EXERCÍCIOS PROPOSTOS:
1 > Indique se cada afirmação abaixo está de acordo com o texto sobre zumbis na ficção. Responda sim ou não e cite literalmente as palavras decisivas do texto.
(a) Areia nos Dentes foi lançado originalmente em 2008 pela Não Editora.
(b) Em Incidente em Antares, os mortos insepultos são sedentos por carne humana.
(c) A orelha da edição da Rocco foi escrita por Érico Veríssimo.
2 > Prossiga com o texto sobre zumbis na ficção, começando logo após a última frase apresentada.

TRECHO APRESENTADO:
Falar em zumbis é correr um risco bastante perceptível: denominá-los fenômeno e produto do mercado norte-americano de games e filmes, um simples produto da indústria cultural, é o caminho mais fácil (falo, claro, de manifestações artísticas, no sentido mais amplo possível, deixando de fora questões religiosas, que pelo que parece são as origens de fato do mito zumbi). Games como Resident Evil e o mais recente Left 4 Dead e filmes aos montes retratam os zumbis como se conhece: mortos-vivos com buracos na face, babando alguma coisa nojenta, malucos para comer um pedaço de carne humana a qualquer custo.
Por outro lado, a coisa mais parecida com zumbis que se produziu na literatura brasileira do século XX, salvo engano, foi a revolta dos mortos no monumental Incidente em Antares, do gaúcho Érico Veríssimo. Em Antares, os mortos insepultos, porém, não são burros e sedentos por carne humana, antes, fazem uma análise sociológica e política de sua época, provocam uma revolução por baixo dos panos, e o resto você confere lendo o livro por aí.
É também de um autor gaúcho a experiência com zumbis tema desta resenha: Antônio Xerxenesky (1984) escreveu e lançou Areia nos Dentes em 2008 pela Não Editora, uma editora independente que criou junto com cinco amigos e que hoje em dia já tem um catálogo respeitável. Relançado pela Rocco em 2010 (com um cuidado gráfico bastante apurado, capa e edição) com uma orelha elogiosa escrita pelo Daniel Galera, o livro também foi finalista do Prêmio Açorianos.

Listagens de regiões anotadas
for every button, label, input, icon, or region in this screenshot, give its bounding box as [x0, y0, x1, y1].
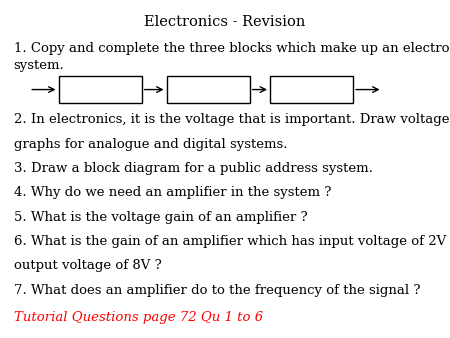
Text: 5. What is the voltage gain of an amplifier ?: 5. What is the voltage gain of an amplif…: [14, 211, 307, 223]
Bar: [166, 76, 250, 103]
Text: 3. Draw a block diagram for a public address system.: 3. Draw a block diagram for a public add…: [14, 162, 373, 175]
Text: Electronics - Revision: Electronics - Revision: [144, 15, 306, 29]
Text: 1. Copy and complete the three blocks which make up an electronic
system.: 1. Copy and complete the three blocks wh…: [14, 42, 450, 72]
Text: 7. What does an amplifier do to the frequency of the signal ?: 7. What does an amplifier do to the freq…: [14, 284, 420, 296]
Bar: [270, 76, 353, 103]
Bar: [58, 76, 142, 103]
Text: 4. Why do we need an amplifier in the system ?: 4. Why do we need an amplifier in the sy…: [14, 186, 331, 199]
Text: output voltage of 8V ?: output voltage of 8V ?: [14, 259, 161, 272]
Text: graphs for analogue and digital systems.: graphs for analogue and digital systems.: [14, 138, 287, 150]
Text: Tutorial Questions page 72 Qu 1 to 6: Tutorial Questions page 72 Qu 1 to 6: [14, 312, 263, 324]
Text: 6. What is the gain of an amplifier which has input voltage of 2V and: 6. What is the gain of an amplifier whic…: [14, 235, 450, 248]
Text: 2. In electronics, it is the voltage that is important. Draw voltage time: 2. In electronics, it is the voltage tha…: [14, 113, 450, 126]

RESULTADOS DAS TAREFAS:
1 >
(a) Sim: "escreveu e lançou Areia nos Dentes em 2008 pela Não Editora".
(b) Não: "os mortos insepultos, porém, não são burros e sedentos por carne humana".
(c) Não: "com uma orelha elogiosa escrita pelo Daniel Galera".

2 >
O próprio Galera lembra, na orelha desta edição, que a temática zumbi carrega nas costas uma legião de fãs de histórias que simplesmente deram certo: discutir esteticidade nesse campo pode não ser uma boa ideia, porque além de correr o risco de contrariar muita gente, a discussão pode ser simplesmente deixada de lado. Não há dúvidas, histórias com zumbis tendem a dar certo.
Mas falando em literatura com ambição estética séria, o público é diferente daquele que usualmente curte zumbis (os gostos, é claro, não são excludentes nesse caso, mas...). Portanto, é no mínimo ousado que um escritor com pretensão artística escreva sobre... zumbis. Mas, e esse é o ponto alto, Xerxenesky não escreve sobre zumbis: ele os utiliza como uma estetização de um sentimento profundo e muito humano, relacionado à morte, que em muitos outros livros está retratado de maneiras diferentes.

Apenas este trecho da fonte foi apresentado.